**WORK REQUIRED**
Each entry below is to be duplicated verbatim.

**RAW DATA**
▼

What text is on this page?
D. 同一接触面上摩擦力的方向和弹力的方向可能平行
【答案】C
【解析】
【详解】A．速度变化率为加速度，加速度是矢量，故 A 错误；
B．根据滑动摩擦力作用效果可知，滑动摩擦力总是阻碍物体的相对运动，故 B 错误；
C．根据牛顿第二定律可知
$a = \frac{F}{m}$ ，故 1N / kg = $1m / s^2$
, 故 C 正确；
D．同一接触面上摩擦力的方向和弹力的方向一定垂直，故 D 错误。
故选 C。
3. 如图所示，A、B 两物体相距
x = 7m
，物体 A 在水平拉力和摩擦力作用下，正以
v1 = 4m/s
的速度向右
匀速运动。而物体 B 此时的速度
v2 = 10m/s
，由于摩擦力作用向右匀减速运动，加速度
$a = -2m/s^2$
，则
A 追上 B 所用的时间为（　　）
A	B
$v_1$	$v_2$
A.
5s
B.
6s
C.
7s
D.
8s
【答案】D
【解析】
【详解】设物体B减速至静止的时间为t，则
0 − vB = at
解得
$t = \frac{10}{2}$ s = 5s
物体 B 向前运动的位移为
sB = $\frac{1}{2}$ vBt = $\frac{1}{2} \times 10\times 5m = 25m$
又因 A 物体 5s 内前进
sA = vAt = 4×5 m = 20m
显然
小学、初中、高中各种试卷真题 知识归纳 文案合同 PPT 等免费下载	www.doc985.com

▲

**RESULT OF THIS EXERCISE**
What text is on this page?
D. 同一接触面上摩擦力的方向和弹力的方向可能平行
【答案】C
【解析】
【详解】A．速度变化率为加速度，加速度是矢量，故 A 错误；
B．根据滑动摩擦力作用效果可知，滑动摩擦力总是阻碍物体的相对运动，故 B 错误；
C．根据牛顿第二定律可知
$a = \frac{F}{m}$ ，故 1N / kg = $1m / s^2$
, 故 C 正确；
D．同一接触面上摩擦力的方向和弹力的方向一定垂直，故 D 错误。
故选 C。
3. 如图所示，A、B 两物体相距
x = 7m
，物体 A 在水平拉力和摩擦力作用下，正以
v1 = 4m/s
的速度向右
匀速运动。而物体 B 此时的速度
v2 = 10m/s
，由于摩擦力作用向右匀减速运动，加速度
$a = -2m/s^2$
，则
A 追上 B 所用的时间为（　　）
A	B
$v_1$	$v_2$
A.
5s
B.
6s
C.
7s
D.
8s
【答案】D
【解析】
【详解】设物体B减速至静止的时间为t，则
0 − vB = at
解得
$t = \frac{10}{2}$ s = 5s
物体 B 向前运动的位移为
sB = $\frac{1}{2}$ vBt = $\frac{1}{2} \times 10\times 5m = 25m$
又因 A 物体 5s 内前进
sA = vAt = 4×5 m = 20m
显然
小学、初中、高中各种试卷真题 知识归纳 文案合同 PPT 等免费下载	www.doc985.com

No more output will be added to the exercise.